:: PROBLEM DESCRIPTION ::
Below are records to be output exactly, every one of them.

:: ENTRIES PROVIDED ::
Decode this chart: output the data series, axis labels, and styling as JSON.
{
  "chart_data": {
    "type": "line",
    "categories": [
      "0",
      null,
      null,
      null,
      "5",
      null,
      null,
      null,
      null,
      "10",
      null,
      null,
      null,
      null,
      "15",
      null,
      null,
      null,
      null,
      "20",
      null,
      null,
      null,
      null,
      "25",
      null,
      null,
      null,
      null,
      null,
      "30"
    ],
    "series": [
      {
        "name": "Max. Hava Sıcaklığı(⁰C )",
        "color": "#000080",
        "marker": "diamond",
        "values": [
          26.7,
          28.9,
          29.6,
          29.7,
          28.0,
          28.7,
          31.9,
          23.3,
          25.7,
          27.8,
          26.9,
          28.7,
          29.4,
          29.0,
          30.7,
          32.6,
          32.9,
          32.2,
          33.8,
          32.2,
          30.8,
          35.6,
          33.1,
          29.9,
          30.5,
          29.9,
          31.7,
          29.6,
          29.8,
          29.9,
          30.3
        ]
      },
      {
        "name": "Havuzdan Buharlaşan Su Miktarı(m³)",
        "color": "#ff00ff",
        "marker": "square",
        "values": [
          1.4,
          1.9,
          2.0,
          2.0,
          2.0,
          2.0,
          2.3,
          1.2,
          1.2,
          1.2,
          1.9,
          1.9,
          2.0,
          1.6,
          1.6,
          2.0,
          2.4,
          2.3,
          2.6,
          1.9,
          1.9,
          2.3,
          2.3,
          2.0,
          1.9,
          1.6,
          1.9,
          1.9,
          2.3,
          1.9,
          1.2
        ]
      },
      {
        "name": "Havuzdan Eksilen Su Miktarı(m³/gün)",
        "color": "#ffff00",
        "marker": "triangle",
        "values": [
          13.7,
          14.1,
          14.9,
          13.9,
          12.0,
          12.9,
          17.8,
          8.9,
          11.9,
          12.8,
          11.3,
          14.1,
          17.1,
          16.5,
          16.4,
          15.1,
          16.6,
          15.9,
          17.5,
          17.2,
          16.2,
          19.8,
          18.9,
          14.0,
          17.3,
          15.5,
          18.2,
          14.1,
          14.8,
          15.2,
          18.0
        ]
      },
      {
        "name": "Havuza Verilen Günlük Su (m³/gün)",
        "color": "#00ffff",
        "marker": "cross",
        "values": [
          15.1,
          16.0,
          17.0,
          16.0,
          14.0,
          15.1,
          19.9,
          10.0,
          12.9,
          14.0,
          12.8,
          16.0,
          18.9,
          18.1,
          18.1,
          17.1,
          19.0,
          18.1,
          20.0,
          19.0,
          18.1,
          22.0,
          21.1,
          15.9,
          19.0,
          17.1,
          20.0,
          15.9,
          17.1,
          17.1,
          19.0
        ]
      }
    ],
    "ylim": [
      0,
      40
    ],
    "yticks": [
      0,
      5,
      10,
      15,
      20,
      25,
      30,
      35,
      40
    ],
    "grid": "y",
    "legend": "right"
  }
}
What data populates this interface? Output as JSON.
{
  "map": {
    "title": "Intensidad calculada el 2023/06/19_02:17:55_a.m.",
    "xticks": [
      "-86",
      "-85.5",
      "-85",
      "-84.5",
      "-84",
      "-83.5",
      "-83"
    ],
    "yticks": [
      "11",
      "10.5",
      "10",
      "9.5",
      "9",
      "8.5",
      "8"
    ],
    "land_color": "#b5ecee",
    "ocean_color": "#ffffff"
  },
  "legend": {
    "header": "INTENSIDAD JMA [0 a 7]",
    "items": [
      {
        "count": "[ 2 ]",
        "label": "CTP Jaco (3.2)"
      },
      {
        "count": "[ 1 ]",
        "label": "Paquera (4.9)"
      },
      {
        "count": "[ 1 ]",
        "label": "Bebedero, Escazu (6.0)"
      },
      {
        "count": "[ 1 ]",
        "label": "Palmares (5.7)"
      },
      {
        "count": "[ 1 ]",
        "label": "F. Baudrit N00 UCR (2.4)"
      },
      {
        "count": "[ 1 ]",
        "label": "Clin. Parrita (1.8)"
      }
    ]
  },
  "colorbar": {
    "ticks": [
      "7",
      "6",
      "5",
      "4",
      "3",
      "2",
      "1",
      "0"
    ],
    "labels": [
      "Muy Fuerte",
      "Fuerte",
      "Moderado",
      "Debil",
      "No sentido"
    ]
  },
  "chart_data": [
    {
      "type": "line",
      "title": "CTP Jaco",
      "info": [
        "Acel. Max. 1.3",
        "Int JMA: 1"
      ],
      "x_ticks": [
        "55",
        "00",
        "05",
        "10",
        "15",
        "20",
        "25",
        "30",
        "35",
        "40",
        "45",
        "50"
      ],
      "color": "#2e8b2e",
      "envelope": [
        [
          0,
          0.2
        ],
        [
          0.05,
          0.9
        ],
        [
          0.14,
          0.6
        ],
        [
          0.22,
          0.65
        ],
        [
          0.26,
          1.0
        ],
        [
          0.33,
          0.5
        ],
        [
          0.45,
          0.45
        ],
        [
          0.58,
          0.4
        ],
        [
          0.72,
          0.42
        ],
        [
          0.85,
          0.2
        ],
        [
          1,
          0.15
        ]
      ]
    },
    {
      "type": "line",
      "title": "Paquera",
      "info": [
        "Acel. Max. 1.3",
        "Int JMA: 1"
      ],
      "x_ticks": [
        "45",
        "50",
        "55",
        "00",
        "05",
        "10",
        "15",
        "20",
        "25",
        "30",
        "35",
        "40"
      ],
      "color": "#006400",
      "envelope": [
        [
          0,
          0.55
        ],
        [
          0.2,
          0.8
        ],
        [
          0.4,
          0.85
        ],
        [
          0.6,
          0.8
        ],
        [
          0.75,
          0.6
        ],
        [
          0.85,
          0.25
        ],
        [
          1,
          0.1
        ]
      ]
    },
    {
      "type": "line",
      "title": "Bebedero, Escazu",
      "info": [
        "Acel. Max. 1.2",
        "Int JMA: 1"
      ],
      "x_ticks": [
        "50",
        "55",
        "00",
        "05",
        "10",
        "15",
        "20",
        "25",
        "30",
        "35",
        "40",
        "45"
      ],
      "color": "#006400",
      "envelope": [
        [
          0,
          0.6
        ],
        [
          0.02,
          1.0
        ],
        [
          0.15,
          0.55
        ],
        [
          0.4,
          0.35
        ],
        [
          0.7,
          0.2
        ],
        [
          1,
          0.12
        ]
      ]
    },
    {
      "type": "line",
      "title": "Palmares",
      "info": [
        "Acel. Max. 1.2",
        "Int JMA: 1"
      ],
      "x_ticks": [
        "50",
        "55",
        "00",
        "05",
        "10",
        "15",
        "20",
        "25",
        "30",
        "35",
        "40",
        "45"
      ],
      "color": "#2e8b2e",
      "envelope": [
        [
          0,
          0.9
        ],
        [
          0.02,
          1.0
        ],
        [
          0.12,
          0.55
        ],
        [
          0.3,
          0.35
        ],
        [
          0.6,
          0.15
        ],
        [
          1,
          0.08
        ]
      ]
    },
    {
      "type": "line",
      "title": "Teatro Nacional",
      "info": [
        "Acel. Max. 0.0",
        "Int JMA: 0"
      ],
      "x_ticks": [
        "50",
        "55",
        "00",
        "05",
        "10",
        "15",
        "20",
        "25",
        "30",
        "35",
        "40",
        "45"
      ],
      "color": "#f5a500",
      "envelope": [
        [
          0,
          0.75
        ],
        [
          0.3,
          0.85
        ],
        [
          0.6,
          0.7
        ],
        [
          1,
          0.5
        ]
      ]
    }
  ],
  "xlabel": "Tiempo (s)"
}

:: WRITTEN SOLUTION ::
Decode this chart: output the data series, axis labels, and styling as JSON.
{
  "chart_data": {
    "type": "line",
    "categories": [
      "0",
      null,
      null,
      null,
      "5",
      null,
      null,
      null,
      null,
      "10",
      null,
      null,
      null,
      null,
      "15",
      null,
      null,
      null,
      null,
      "20",
      null,
      null,
      null,
      null,
      "25",
      null,
      null,
      null,
      null,
      null,
      "30"
    ],
    "series": [
      {
        "name": "Max. Hava Sıcaklığı(⁰C )",
        "color": "#000080",
        "marker": "diamond",
        "values": [
          26.7,
          28.9,
          29.6,
          29.7,
          28.0,
          28.7,
          31.9,
          23.3,
          25.7,
          27.8,
          26.9,
          28.7,
          29.4,
          29.0,
          30.7,
          32.6,
          32.9,
          32.2,
          33.8,
          32.2,
          30.8,
          35.6,
          33.1,
          29.9,
          30.5,
          29.9,
          31.7,
          29.6,
          29.8,
          29.9,
          30.3
        ]
      },
      {
        "name": "Havuzdan Buharlaşan Su Miktarı(m³)",
        "color": "#ff00ff",
        "marker": "square",
        "values": [
          1.4,
          1.9,
          2.0,
          2.0,
          2.0,
          2.0,
          2.3,
          1.2,
          1.2,
          1.2,
          1.9,
          1.9,
          2.0,
          1.6,
          1.6,
          2.0,
          2.4,
          2.3,
          2.6,
          1.9,
          1.9,
          2.3,
          2.3,
          2.0,
          1.9,
          1.6,
          1.9,
          1.9,
          2.3,
          1.9,
          1.2
        ]
      },
      {
        "name": "Havuzdan Eksilen Su Miktarı(m³/gün)",
        "color": "#ffff00",
        "marker": "triangle",
        "values": [
          13.7,
          14.1,
          14.9,
          13.9,
          12.0,
          12.9,
          17.8,
          8.9,
          11.9,
          12.8,
          11.3,
          14.1,
          17.1,
          16.5,
          16.4,
          15.1,
          16.6,
          15.9,
          17.5,
          17.2,
          16.2,
          19.8,
          18.9,
          14.0,
          17.3,
          15.5,
          18.2,
          14.1,
          14.8,
          15.2,
          18.0
        ]
      },
      {
        "name": "Havuza Verilen Günlük Su (m³/gün)",
        "color": "#00ffff",
        "marker": "cross",
        "values": [
          15.1,
          16.0,
          17.0,
          16.0,
          14.0,
          15.1,
          19.9,
          10.0,
          12.9,
          14.0,
          12.8,
          16.0,
          18.9,
          18.1,
          18.1,
          17.1,
          19.0,
          18.1,
          20.0,
          19.0,
          18.1,
          22.0,
          21.1,
          15.9,
          19.0,
          17.1,
          20.0,
          15.9,
          17.1,
          17.1,
          19.0
        ]
      }
    ],
    "ylim": [
      0,
      40
    ],
    "yticks": [
      0,
      5,
      10,
      15,
      20,
      25,
      30,
      35,
      40
    ],
    "grid": "y",
    "legend": "right"
  }
}
What data populates this interface? Output as JSON.
{
  "map": {
    "title": "Intensidad calculada el 2023/06/19_02:17:55_a.m.",
    "xticks": [
      "-86",
      "-85.5",
      "-85",
      "-84.5",
      "-84",
      "-83.5",
      "-83"
    ],
    "yticks": [
      "11",
      "10.5",
      "10",
      "9.5",
      "9",
      "8.5",
      "8"
    ],
    "land_color": "#b5ecee",
    "ocean_color": "#ffffff"
  },
  "legend": {
    "header": "INTENSIDAD JMA [0 a 7]",
    "items": [
      {
        "count": "[ 2 ]",
        "label": "CTP Jaco (3.2)"
      },
      {
        "count": "[ 1 ]",
        "label": "Paquera (4.9)"
      },
      {
        "count": "[ 1 ]",
        "label": "Bebedero, Escazu (6.0)"
      },
      {
        "count": "[ 1 ]",
        "label": "Palmares (5.7)"
      },
      {
        "count": "[ 1 ]",
        "label": "F. Baudrit N00 UCR (2.4)"
      },
      {
        "count": "[ 1 ]",
        "label": "Clin. Parrita (1.8)"
      }
    ]
  },
  "colorbar": {
    "ticks": [
      "7",
      "6",
      "5",
      "4",
      "3",
      "2",
      "1",
      "0"
    ],
    "labels": [
      "Muy Fuerte",
      "Fuerte",
      "Moderado",
      "Debil",
      "No sentido"
    ]
  },
  "chart_data": [
    {
      "type": "line",
      "title": "CTP Jaco",
      "info": [
        "Acel. Max. 1.3",
        "Int JMA: 1"
      ],
      "x_ticks": [
        "55",
        "00",
        "05",
        "10",
        "15",
        "20",
        "25",
        "30",
        "35",
        "40",
        "45",
        "50"
      ],
      "color": "#2e8b2e",
      "envelope": [
        [
          0,
          0.2
        ],
        [
          0.05,
          0.9
        ],
        [
          0.14,
          0.6
        ],
        [
          0.22,
          0.65
        ],
        [
          0.26,
          1.0
        ],
        [
          0.33,
          0.5
        ],
        [
          0.45,
          0.45
        ],
        [
          0.58,
          0.4
        ],
        [
          0.72,
          0.42
        ],
        [
          0.85,
          0.2
        ],
        [
          1,
          0.15
        ]
      ]
    },
    {
      "type": "line",
      "title": "Paquera",
      "info": [
        "Acel. Max. 1.3",
        "Int JMA: 1"
      ],
      "x_ticks": [
        "45",
        "50",
        "55",
        "00",
        "05",
        "10",
        "15",
        "20",
        "25",
        "30",
        "35",
        "40"
      ],
      "color": "#006400",
      "envelope": [
        [
          0,
          0.55
        ],
        [
          0.2,
          0.8
        ],
        [
          0.4,
          0.85
        ],
        [
          0.6,
          0.8
        ],
        [
          0.75,
          0.6
        ],
        [
          0.85,
          0.25
        ],
        [
          1,
          0.1
        ]
      ]
    },
    {
      "type": "line",
      "title": "Bebedero, Escazu",
      "info": [
        "Acel. Max. 1.2",
        "Int JMA: 1"
      ],
      "x_ticks": [
        "50",
        "55",
        "00",
        "05",
        "10",
        "15",
        "20",
        "25",
        "30",
        "35",
        "40",
        "45"
      ],
      "color": "#006400",
      "envelope": [
        [
          0,
          0.6
        ],
        [
          0.02,
          1.0
        ],
        [
          0.15,
          0.55
        ],
        [
          0.4,
          0.35
        ],
        [
          0.7,
          0.2
        ],
        [
          1,
          0.12
        ]
      ]
    },
    {
      "type": "line",
      "title": "Palmares",
      "info": [
        "Acel. Max. 1.2",
        "Int JMA: 1"
      ],
      "x_ticks": [
        "50",
        "55",
        "00",
        "05",
        "10",
        "15",
        "20",
        "25",
        "30",
        "35",
        "40",
        "45"
      ],
      "color": "#2e8b2e",
      "envelope": [
        [
          0,
          0.9
        ],
        [
          0.02,
          1.0
        ],
        [
          0.12,
          0.55
        ],
        [
          0.3,
          0.35
        ],
        [
          0.6,
          0.15
        ],
        [
          1,
          0.08
        ]
      ]
    },
    {
      "type": "line",
      "title": "Teatro Nacional",
      "info": [
        "Acel. Max. 0.0",
        "Int JMA: 0"
      ],
      "x_ticks": [
        "50",
        "55",
        "00",
        "05",
        "10",
        "15",
        "20",
        "25",
        "30",
        "35",
        "40",
        "45"
      ],
      "color": "#f5a500",
      "envelope": [
        [
          0,
          0.75
        ],
        [
          0.3,
          0.85
        ],
        [
          0.6,
          0.7
        ],
        [
          1,
          0.5
        ]
      ]
    }
  ],
  "xlabel": "Tiempo (s)"
}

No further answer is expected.